**Aim of the exercise**
Output all records precisely as written.

**Records**
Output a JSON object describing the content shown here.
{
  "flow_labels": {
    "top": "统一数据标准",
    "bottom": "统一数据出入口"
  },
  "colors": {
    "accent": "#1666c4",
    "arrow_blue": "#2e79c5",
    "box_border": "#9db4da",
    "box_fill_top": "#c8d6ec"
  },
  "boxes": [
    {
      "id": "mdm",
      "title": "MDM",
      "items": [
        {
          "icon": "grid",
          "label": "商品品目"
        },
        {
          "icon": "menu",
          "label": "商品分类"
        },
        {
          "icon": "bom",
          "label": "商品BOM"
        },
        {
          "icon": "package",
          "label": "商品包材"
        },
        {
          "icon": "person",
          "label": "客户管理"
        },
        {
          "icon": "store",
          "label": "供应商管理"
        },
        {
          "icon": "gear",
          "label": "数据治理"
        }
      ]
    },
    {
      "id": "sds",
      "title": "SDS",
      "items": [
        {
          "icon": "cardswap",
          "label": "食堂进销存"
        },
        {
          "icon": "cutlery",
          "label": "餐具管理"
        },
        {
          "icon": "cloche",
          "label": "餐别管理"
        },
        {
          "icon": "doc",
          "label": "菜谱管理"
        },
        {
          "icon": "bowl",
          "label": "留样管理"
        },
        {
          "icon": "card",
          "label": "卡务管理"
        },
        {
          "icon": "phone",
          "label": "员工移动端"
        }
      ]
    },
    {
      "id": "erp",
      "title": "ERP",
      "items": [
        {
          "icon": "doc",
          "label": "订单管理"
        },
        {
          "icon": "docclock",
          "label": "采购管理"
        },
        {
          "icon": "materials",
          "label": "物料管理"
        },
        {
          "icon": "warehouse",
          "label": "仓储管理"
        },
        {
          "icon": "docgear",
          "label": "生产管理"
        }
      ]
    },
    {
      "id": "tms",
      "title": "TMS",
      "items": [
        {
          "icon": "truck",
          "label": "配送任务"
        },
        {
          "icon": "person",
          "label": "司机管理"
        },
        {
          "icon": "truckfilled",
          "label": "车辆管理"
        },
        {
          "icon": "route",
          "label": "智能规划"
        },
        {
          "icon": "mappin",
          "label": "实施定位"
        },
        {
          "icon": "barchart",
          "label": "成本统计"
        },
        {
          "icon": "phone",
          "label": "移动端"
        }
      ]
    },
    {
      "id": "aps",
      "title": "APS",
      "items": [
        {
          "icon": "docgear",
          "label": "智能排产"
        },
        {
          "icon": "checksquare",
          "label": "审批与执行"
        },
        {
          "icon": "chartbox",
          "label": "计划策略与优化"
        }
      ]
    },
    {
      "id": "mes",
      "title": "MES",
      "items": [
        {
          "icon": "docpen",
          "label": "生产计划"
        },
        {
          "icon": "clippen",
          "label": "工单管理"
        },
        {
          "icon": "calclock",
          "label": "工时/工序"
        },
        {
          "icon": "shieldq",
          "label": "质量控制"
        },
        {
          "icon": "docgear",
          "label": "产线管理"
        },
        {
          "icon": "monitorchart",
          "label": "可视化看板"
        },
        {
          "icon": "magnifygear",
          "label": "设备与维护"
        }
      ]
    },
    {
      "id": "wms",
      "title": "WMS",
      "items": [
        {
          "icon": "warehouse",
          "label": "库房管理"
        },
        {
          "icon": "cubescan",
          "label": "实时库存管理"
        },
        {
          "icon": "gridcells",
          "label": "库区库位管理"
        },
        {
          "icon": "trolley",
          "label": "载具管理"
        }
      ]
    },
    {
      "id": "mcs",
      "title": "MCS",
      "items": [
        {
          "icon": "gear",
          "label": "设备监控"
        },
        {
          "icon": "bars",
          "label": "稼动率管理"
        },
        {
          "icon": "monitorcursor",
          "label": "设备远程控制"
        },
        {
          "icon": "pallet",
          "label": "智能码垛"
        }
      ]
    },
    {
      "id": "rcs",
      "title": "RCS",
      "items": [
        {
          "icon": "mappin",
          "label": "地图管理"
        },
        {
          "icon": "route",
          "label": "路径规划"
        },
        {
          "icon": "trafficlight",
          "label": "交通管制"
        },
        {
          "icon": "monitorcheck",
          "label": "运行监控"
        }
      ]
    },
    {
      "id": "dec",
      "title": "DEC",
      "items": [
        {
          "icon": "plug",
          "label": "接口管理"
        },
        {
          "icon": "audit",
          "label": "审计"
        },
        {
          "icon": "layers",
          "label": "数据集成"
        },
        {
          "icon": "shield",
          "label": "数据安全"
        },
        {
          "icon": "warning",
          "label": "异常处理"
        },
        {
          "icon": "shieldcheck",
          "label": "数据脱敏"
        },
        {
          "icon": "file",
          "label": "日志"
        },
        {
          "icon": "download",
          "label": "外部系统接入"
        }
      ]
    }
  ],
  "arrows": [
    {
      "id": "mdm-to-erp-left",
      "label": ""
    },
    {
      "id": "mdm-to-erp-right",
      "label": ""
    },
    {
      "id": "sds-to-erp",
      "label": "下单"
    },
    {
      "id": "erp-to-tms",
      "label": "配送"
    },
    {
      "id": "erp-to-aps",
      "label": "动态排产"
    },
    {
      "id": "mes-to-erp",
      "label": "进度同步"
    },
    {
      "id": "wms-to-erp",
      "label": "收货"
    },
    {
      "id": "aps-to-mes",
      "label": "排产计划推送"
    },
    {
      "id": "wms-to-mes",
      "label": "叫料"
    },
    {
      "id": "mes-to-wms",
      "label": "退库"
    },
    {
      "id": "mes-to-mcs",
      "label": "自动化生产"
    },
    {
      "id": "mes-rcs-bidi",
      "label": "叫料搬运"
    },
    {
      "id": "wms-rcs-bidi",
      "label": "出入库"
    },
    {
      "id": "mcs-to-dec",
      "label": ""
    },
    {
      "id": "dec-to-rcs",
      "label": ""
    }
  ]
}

**Result for this exercise**
Output a JSON object describing the content shown here.
{
  "flow_labels": {
    "top": "统一数据标准",
    "bottom": "统一数据出入口"
  },
  "colors": {
    "accent": "#1666c4",
    "arrow_blue": "#2e79c5",
    "box_border": "#9db4da",
    "box_fill_top": "#c8d6ec"
  },
  "boxes": [
    {
      "id": "mdm",
      "title": "MDM",
      "items": [
        {
          "icon": "grid",
          "label": "商品品目"
        },
        {
          "icon": "menu",
          "label": "商品分类"
        },
        {
          "icon": "bom",
          "label": "商品BOM"
        },
        {
          "icon": "package",
          "label": "商品包材"
        },
        {
          "icon": "person",
          "label": "客户管理"
        },
        {
          "icon": "store",
          "label": "供应商管理"
        },
        {
          "icon": "gear",
          "label": "数据治理"
        }
      ]
    },
    {
      "id": "sds",
      "title": "SDS",
      "items": [
        {
          "icon": "cardswap",
          "label": "食堂进销存"
        },
        {
          "icon": "cutlery",
          "label": "餐具管理"
        },
        {
          "icon": "cloche",
          "label": "餐别管理"
        },
        {
          "icon": "doc",
          "label": "菜谱管理"
        },
        {
          "icon": "bowl",
          "label": "留样管理"
        },
        {
          "icon": "card",
          "label": "卡务管理"
        },
        {
          "icon": "phone",
          "label": "员工移动端"
        }
      ]
    },
    {
      "id": "erp",
      "title": "ERP",
      "items": [
        {
          "icon": "doc",
          "label": "订单管理"
        },
        {
          "icon": "docclock",
          "label": "采购管理"
        },
        {
          "icon": "materials",
          "label": "物料管理"
        },
        {
          "icon": "warehouse",
          "label": "仓储管理"
        },
        {
          "icon": "docgear",
          "label": "生产管理"
        }
      ]
    },
    {
      "id": "tms",
      "title": "TMS",
      "items": [
        {
          "icon": "truck",
          "label": "配送任务"
        },
        {
          "icon": "person",
          "label": "司机管理"
        },
        {
          "icon": "truckfilled",
          "label": "车辆管理"
        },
        {
          "icon": "route",
          "label": "智能规划"
        },
        {
          "icon": "mappin",
          "label": "实施定位"
        },
        {
          "icon": "barchart",
          "label": "成本统计"
        },
        {
          "icon": "phone",
          "label": "移动端"
        }
      ]
    },
    {
      "id": "aps",
      "title": "APS",
      "items": [
        {
          "icon": "docgear",
          "label": "智能排产"
        },
        {
          "icon": "checksquare",
          "label": "审批与执行"
        },
        {
          "icon": "chartbox",
          "label": "计划策略与优化"
        }
      ]
    },
    {
      "id": "mes",
      "title": "MES",
      "items": [
        {
          "icon": "docpen",
          "label": "生产计划"
        },
        {
          "icon": "clippen",
          "label": "工单管理"
        },
        {
          "icon": "calclock",
          "label": "工时/工序"
        },
        {
          "icon": "shieldq",
          "label": "质量控制"
        },
        {
          "icon": "docgear",
          "label": "产线管理"
        },
        {
          "icon": "monitorchart",
          "label": "可视化看板"
        },
        {
          "icon": "magnifygear",
          "label": "设备与维护"
        }
      ]
    },
    {
      "id": "wms",
      "title": "WMS",
      "items": [
        {
          "icon": "warehouse",
          "label": "库房管理"
        },
        {
          "icon": "cubescan",
          "label": "实时库存管理"
        },
        {
          "icon": "gridcells",
          "label": "库区库位管理"
        },
        {
          "icon": "trolley",
          "label": "载具管理"
        }
      ]
    },
    {
      "id": "mcs",
      "title": "MCS",
      "items": [
        {
          "icon": "gear",
          "label": "设备监控"
        },
        {
          "icon": "bars",
          "label": "稼动率管理"
        },
        {
          "icon": "monitorcursor",
          "label": "设备远程控制"
        },
        {
          "icon": "pallet",
          "label": "智能码垛"
        }
      ]
    },
    {
      "id": "rcs",
      "title": "RCS",
      "items": [
        {
          "icon": "mappin",
          "label": "地图管理"
        },
        {
          "icon": "route",
          "label": "路径规划"
        },
        {
          "icon": "trafficlight",
          "label": "交通管制"
        },
        {
          "icon": "monitorcheck",
          "label": "运行监控"
        }
      ]
    },
    {
      "id": "dec",
      "title": "DEC",
      "items": [
        {
          "icon": "plug",
          "label": "接口管理"
        },
        {
          "icon": "audit",
          "label": "审计"
        },
        {
          "icon": "layers",
          "label": "数据集成"
        },
        {
          "icon": "shield",
          "label": "数据安全"
        },
        {
          "icon": "warning",
          "label": "异常处理"
        },
        {
          "icon": "shieldcheck",
          "label": "数据脱敏"
        },
        {
          "icon": "file",
          "label": "日志"
        },
        {
          "icon": "download",
          "label": "外部系统接入"
        }
      ]
    }
  ],
  "arrows": [
    {
      "id": "mdm-to-erp-left",
      "label": ""
    },
    {
      "id": "mdm-to-erp-right",
      "label": ""
    },
    {
      "id": "sds-to-erp",
      "label": "下单"
    },
    {
      "id": "erp-to-tms",
      "label": "配送"
    },
    {
      "id": "erp-to-aps",
      "label": "动态排产"
    },
    {
      "id": "mes-to-erp",
      "label": "进度同步"
    },
    {
      "id": "wms-to-erp",
      "label": "收货"
    },
    {
      "id": "aps-to-mes",
      "label": "排产计划推送"
    },
    {
      "id": "wms-to-mes",
      "label": "叫料"
    },
    {
      "id": "mes-to-wms",
      "label": "退库"
    },
    {
      "id": "mes-to-mcs",
      "label": "自动化生产"
    },
    {
      "id": "mes-rcs-bidi",
      "label": "叫料搬运"
    },
    {
      "id": "wms-rcs-bidi",
      "label": "出入库"
    },
    {
      "id": "mcs-to-dec",
      "label": ""
    },
    {
      "id": "dec-to-rcs",
      "label": ""
    }
  ]
}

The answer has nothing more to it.